Write out the entries below once more, exactly, with the pictures left out.

_Exercise input_:
______________________________

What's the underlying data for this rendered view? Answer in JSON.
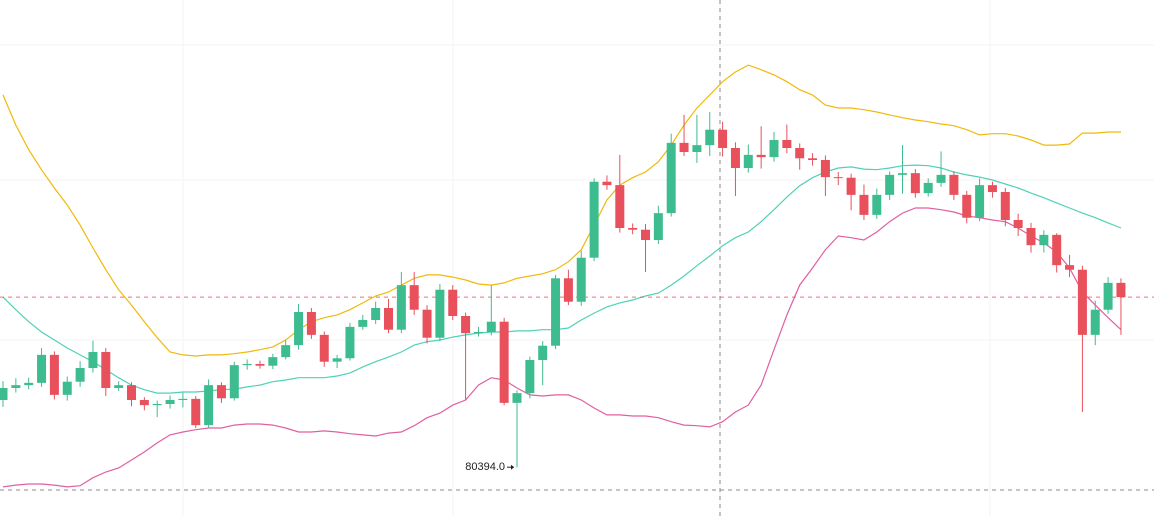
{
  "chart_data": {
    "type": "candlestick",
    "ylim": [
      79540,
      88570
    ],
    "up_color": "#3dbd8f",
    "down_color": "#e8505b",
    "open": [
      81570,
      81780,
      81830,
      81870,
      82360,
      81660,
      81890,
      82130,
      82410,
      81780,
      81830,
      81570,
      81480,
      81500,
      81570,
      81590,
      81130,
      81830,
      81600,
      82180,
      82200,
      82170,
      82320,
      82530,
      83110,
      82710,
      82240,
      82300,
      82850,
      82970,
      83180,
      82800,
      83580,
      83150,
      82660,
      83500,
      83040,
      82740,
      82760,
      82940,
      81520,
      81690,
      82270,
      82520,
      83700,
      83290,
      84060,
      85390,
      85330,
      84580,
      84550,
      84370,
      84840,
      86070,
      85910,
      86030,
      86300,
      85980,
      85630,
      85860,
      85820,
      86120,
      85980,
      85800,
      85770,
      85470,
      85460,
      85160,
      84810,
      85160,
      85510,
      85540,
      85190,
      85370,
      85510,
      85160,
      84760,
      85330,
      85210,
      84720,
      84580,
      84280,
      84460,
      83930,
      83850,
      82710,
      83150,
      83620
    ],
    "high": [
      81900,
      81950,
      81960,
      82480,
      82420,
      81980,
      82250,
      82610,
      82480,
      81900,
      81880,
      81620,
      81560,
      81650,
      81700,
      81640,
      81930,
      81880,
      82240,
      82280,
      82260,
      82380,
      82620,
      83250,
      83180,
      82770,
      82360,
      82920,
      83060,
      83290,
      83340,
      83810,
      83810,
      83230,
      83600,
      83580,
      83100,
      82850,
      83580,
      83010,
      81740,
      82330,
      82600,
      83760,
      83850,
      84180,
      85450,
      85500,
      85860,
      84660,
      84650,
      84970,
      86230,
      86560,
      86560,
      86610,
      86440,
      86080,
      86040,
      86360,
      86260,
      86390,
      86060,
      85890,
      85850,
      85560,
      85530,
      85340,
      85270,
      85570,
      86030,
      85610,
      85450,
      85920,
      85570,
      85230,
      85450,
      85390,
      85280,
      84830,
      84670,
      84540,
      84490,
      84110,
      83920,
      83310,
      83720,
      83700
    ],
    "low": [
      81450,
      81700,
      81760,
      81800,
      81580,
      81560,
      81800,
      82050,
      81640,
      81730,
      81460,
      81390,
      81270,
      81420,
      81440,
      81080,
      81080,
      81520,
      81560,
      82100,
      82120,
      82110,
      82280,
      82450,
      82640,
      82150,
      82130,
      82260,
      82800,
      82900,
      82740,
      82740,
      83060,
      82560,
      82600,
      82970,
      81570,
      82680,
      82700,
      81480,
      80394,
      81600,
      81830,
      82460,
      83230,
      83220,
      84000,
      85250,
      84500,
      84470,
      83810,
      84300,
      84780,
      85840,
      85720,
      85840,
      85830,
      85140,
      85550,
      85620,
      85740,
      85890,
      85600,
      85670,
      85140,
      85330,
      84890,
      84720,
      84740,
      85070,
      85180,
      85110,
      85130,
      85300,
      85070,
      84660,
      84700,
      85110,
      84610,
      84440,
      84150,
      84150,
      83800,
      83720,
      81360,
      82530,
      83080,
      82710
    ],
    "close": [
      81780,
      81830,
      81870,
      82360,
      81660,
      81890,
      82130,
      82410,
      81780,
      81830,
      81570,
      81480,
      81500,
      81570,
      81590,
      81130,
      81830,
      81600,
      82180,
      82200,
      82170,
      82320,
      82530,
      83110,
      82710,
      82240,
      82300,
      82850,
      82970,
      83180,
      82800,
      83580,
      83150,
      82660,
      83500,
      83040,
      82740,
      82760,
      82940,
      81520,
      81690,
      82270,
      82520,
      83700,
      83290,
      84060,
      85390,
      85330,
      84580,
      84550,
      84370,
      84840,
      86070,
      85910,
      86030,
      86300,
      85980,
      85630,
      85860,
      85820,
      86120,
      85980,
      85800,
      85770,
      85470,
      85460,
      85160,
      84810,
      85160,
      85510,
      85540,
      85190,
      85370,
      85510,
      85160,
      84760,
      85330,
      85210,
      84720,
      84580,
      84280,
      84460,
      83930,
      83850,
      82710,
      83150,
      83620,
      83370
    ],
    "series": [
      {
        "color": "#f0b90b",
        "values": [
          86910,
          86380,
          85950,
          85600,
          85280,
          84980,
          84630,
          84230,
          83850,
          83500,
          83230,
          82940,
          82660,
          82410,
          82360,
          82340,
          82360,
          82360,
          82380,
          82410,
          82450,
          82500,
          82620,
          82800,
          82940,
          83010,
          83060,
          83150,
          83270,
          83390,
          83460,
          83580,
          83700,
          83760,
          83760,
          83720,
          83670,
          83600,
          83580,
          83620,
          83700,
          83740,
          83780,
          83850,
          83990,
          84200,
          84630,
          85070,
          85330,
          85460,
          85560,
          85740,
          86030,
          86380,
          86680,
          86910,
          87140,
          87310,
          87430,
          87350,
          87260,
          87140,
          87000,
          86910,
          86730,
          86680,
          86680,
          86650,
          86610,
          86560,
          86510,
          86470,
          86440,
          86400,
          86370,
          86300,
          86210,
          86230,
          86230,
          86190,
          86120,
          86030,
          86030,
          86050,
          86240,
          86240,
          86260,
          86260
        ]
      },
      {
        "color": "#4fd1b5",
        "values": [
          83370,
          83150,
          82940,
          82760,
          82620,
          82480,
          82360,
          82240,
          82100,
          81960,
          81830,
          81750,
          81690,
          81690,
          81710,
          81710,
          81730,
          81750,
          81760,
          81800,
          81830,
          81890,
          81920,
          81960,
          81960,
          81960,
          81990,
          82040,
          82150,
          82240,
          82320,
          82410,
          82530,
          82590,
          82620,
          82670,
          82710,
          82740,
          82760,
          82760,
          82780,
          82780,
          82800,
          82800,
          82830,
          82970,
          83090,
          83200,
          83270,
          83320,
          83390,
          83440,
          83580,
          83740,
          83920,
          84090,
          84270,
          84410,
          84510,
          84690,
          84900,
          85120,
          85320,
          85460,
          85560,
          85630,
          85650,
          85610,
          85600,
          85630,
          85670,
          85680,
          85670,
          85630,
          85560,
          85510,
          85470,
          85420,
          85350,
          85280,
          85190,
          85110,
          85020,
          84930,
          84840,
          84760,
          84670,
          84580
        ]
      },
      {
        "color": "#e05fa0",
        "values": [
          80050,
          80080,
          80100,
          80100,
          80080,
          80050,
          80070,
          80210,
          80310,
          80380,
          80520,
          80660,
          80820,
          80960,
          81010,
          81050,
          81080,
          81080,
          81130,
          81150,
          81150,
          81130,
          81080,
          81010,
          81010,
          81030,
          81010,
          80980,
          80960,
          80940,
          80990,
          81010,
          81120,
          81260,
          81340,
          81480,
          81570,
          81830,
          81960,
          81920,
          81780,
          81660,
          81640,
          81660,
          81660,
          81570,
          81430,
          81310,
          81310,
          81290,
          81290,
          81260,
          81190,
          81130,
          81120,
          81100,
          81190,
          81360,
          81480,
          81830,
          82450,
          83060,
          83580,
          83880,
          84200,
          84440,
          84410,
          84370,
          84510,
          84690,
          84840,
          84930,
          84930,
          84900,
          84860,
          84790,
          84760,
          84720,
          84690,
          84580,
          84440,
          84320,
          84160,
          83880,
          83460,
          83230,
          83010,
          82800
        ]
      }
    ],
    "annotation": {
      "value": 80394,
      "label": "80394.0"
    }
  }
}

______________________________

_Answer to the problem_:
What's the underlying data for this rendered view? Answer in JSON.
{
  "chart_data": {
    "type": "candlestick",
    "ylim": [
      79540,
      88570
    ],
    "up_color": "#3dbd8f",
    "down_color": "#e8505b",
    "open": [
      81570,
      81780,
      81830,
      81870,
      82360,
      81660,
      81890,
      82130,
      82410,
      81780,
      81830,
      81570,
      81480,
      81500,
      81570,
      81590,
      81130,
      81830,
      81600,
      82180,
      82200,
      82170,
      82320,
      82530,
      83110,
      82710,
      82240,
      82300,
      82850,
      82970,
      83180,
      82800,
      83580,
      83150,
      82660,
      83500,
      83040,
      82740,
      82760,
      82940,
      81520,
      81690,
      82270,
      82520,
      83700,
      83290,
      84060,
      85390,
      85330,
      84580,
      84550,
      84370,
      84840,
      86070,
      85910,
      86030,
      86300,
      85980,
      85630,
      85860,
      85820,
      86120,
      85980,
      85800,
      85770,
      85470,
      85460,
      85160,
      84810,
      85160,
      85510,
      85540,
      85190,
      85370,
      85510,
      85160,
      84760,
      85330,
      85210,
      84720,
      84580,
      84280,
      84460,
      83930,
      83850,
      82710,
      83150,
      83620
    ],
    "high": [
      81900,
      81950,
      81960,
      82480,
      82420,
      81980,
      82250,
      82610,
      82480,
      81900,
      81880,
      81620,
      81560,
      81650,
      81700,
      81640,
      81930,
      81880,
      82240,
      82280,
      82260,
      82380,
      82620,
      83250,
      83180,
      82770,
      82360,
      82920,
      83060,
      83290,
      83340,
      83810,
      83810,
      83230,
      83600,
      83580,
      83100,
      82850,
      83580,
      83010,
      81740,
      82330,
      82600,
      83760,
      83850,
      84180,
      85450,
      85500,
      85860,
      84660,
      84650,
      84970,
      86230,
      86560,
      86560,
      86610,
      86440,
      86080,
      86040,
      86360,
      86260,
      86390,
      86060,
      85890,
      85850,
      85560,
      85530,
      85340,
      85270,
      85570,
      86030,
      85610,
      85450,
      85920,
      85570,
      85230,
      85450,
      85390,
      85280,
      84830,
      84670,
      84540,
      84490,
      84110,
      83920,
      83310,
      83720,
      83700
    ],
    "low": [
      81450,
      81700,
      81760,
      81800,
      81580,
      81560,
      81800,
      82050,
      81640,
      81730,
      81460,
      81390,
      81270,
      81420,
      81440,
      81080,
      81080,
      81520,
      81560,
      82100,
      82120,
      82110,
      82280,
      82450,
      82640,
      82150,
      82130,
      82260,
      82800,
      82900,
      82740,
      82740,
      83060,
      82560,
      82600,
      82970,
      81570,
      82680,
      82700,
      81480,
      80394,
      81600,
      81830,
      82460,
      83230,
      83220,
      84000,
      85250,
      84500,
      84470,
      83810,
      84300,
      84780,
      85840,
      85720,
      85840,
      85830,
      85140,
      85550,
      85620,
      85740,
      85890,
      85600,
      85670,
      85140,
      85330,
      84890,
      84720,
      84740,
      85070,
      85180,
      85110,
      85130,
      85300,
      85070,
      84660,
      84700,
      85110,
      84610,
      84440,
      84150,
      84150,
      83800,
      83720,
      81360,
      82530,
      83080,
      82710
    ],
    "close": [
      81780,
      81830,
      81870,
      82360,
      81660,
      81890,
      82130,
      82410,
      81780,
      81830,
      81570,
      81480,
      81500,
      81570,
      81590,
      81130,
      81830,
      81600,
      82180,
      82200,
      82170,
      82320,
      82530,
      83110,
      82710,
      82240,
      82300,
      82850,
      82970,
      83180,
      82800,
      83580,
      83150,
      82660,
      83500,
      83040,
      82740,
      82760,
      82940,
      81520,
      81690,
      82270,
      82520,
      83700,
      83290,
      84060,
      85390,
      85330,
      84580,
      84550,
      84370,
      84840,
      86070,
      85910,
      86030,
      86300,
      85980,
      85630,
      85860,
      85820,
      86120,
      85980,
      85800,
      85770,
      85470,
      85460,
      85160,
      84810,
      85160,
      85510,
      85540,
      85190,
      85370,
      85510,
      85160,
      84760,
      85330,
      85210,
      84720,
      84580,
      84280,
      84460,
      83930,
      83850,
      82710,
      83150,
      83620,
      83370
    ],
    "series": [
      {
        "color": "#f0b90b",
        "values": [
          86910,
          86380,
          85950,
          85600,
          85280,
          84980,
          84630,
          84230,
          83850,
          83500,
          83230,
          82940,
          82660,
          82410,
          82360,
          82340,
          82360,
          82360,
          82380,
          82410,
          82450,
          82500,
          82620,
          82800,
          82940,
          83010,
          83060,
          83150,
          83270,
          83390,
          83460,
          83580,
          83700,
          83760,
          83760,
          83720,
          83670,
          83600,
          83580,
          83620,
          83700,
          83740,
          83780,
          83850,
          83990,
          84200,
          84630,
          85070,
          85330,
          85460,
          85560,
          85740,
          86030,
          86380,
          86680,
          86910,
          87140,
          87310,
          87430,
          87350,
          87260,
          87140,
          87000,
          86910,
          86730,
          86680,
          86680,
          86650,
          86610,
          86560,
          86510,
          86470,
          86440,
          86400,
          86370,
          86300,
          86210,
          86230,
          86230,
          86190,
          86120,
          86030,
          86030,
          86050,
          86240,
          86240,
          86260,
          86260
        ]
      },
      {
        "color": "#4fd1b5",
        "values": [
          83370,
          83150,
          82940,
          82760,
          82620,
          82480,
          82360,
          82240,
          82100,
          81960,
          81830,
          81750,
          81690,
          81690,
          81710,
          81710,
          81730,
          81750,
          81760,
          81800,
          81830,
          81890,
          81920,
          81960,
          81960,
          81960,
          81990,
          82040,
          82150,
          82240,
          82320,
          82410,
          82530,
          82590,
          82620,
          82670,
          82710,
          82740,
          82760,
          82760,
          82780,
          82780,
          82800,
          82800,
          82830,
          82970,
          83090,
          83200,
          83270,
          83320,
          83390,
          83440,
          83580,
          83740,
          83920,
          84090,
          84270,
          84410,
          84510,
          84690,
          84900,
          85120,
          85320,
          85460,
          85560,
          85630,
          85650,
          85610,
          85600,
          85630,
          85670,
          85680,
          85670,
          85630,
          85560,
          85510,
          85470,
          85420,
          85350,
          85280,
          85190,
          85110,
          85020,
          84930,
          84840,
          84760,
          84670,
          84580
        ]
      },
      {
        "color": "#e05fa0",
        "values": [
          80050,
          80080,
          80100,
          80100,
          80080,
          80050,
          80070,
          80210,
          80310,
          80380,
          80520,
          80660,
          80820,
          80960,
          81010,
          81050,
          81080,
          81080,
          81130,
          81150,
          81150,
          81130,
          81080,
          81010,
          81010,
          81030,
          81010,
          80980,
          80960,
          80940,
          80990,
          81010,
          81120,
          81260,
          81340,
          81480,
          81570,
          81830,
          81960,
          81920,
          81780,
          81660,
          81640,
          81660,
          81660,
          81570,
          81430,
          81310,
          81310,
          81290,
          81290,
          81260,
          81190,
          81130,
          81120,
          81100,
          81190,
          81360,
          81480,
          81830,
          82450,
          83060,
          83580,
          83880,
          84200,
          84440,
          84410,
          84370,
          84510,
          84690,
          84840,
          84930,
          84930,
          84900,
          84860,
          84790,
          84760,
          84720,
          84690,
          84580,
          84440,
          84320,
          84160,
          83880,
          83460,
          83230,
          83010,
          82800
        ]
      }
    ],
    "annotation": {
      "value": 80394,
      "label": "80394.0"
    }
  }
}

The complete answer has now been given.